Every line that contains the word "release" should be copied out.

[Records from a data collection]

────────

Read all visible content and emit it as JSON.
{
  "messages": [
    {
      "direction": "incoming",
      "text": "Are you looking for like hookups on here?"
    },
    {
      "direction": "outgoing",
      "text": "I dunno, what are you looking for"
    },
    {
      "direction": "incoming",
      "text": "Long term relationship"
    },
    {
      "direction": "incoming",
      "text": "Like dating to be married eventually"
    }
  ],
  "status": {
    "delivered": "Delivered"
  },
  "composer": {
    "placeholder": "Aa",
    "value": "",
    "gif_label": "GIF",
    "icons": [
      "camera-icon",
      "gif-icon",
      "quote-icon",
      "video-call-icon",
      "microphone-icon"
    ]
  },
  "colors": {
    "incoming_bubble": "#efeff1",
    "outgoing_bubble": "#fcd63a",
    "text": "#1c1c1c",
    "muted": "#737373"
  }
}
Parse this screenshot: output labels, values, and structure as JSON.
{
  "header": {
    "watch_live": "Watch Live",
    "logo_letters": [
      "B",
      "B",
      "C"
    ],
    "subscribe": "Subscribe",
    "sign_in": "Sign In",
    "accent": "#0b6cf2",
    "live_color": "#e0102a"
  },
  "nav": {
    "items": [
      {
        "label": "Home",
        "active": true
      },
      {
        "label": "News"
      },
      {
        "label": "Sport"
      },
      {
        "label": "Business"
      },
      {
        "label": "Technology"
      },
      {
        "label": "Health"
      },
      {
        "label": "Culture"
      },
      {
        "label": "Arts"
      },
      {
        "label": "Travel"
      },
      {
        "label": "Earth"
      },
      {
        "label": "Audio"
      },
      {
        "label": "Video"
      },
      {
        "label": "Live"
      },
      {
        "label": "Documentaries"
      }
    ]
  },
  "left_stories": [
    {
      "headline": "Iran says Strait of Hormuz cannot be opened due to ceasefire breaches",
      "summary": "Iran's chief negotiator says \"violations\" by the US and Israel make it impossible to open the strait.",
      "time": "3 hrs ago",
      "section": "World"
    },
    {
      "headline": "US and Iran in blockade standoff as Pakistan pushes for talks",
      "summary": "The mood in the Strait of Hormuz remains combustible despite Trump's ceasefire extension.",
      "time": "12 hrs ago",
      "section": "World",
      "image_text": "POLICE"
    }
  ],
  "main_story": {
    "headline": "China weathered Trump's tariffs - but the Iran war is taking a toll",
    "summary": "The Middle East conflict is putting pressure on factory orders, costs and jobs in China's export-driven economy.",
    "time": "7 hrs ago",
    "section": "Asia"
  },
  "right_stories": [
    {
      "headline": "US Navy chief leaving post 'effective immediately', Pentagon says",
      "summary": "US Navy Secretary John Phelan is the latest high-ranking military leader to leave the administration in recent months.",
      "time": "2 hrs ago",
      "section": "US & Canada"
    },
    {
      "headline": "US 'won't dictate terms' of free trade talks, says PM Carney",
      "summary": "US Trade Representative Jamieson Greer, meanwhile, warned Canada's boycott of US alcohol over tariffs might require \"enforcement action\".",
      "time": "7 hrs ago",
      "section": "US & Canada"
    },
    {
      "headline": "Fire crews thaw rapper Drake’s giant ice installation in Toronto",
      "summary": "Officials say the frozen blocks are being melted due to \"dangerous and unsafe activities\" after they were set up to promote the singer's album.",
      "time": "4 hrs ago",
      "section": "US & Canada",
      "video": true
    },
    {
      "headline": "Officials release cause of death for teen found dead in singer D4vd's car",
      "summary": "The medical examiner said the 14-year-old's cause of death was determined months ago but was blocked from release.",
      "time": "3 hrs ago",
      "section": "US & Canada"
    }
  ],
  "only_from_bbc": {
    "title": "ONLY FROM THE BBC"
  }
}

────────

**CORRECT RESULT**
      "headline": "Officials release cause of death for teen found dead in singer D4vd's car",
      "summary": "The medical examiner said the 14-year-old's cause of death was determined months ago but was blocked from release.",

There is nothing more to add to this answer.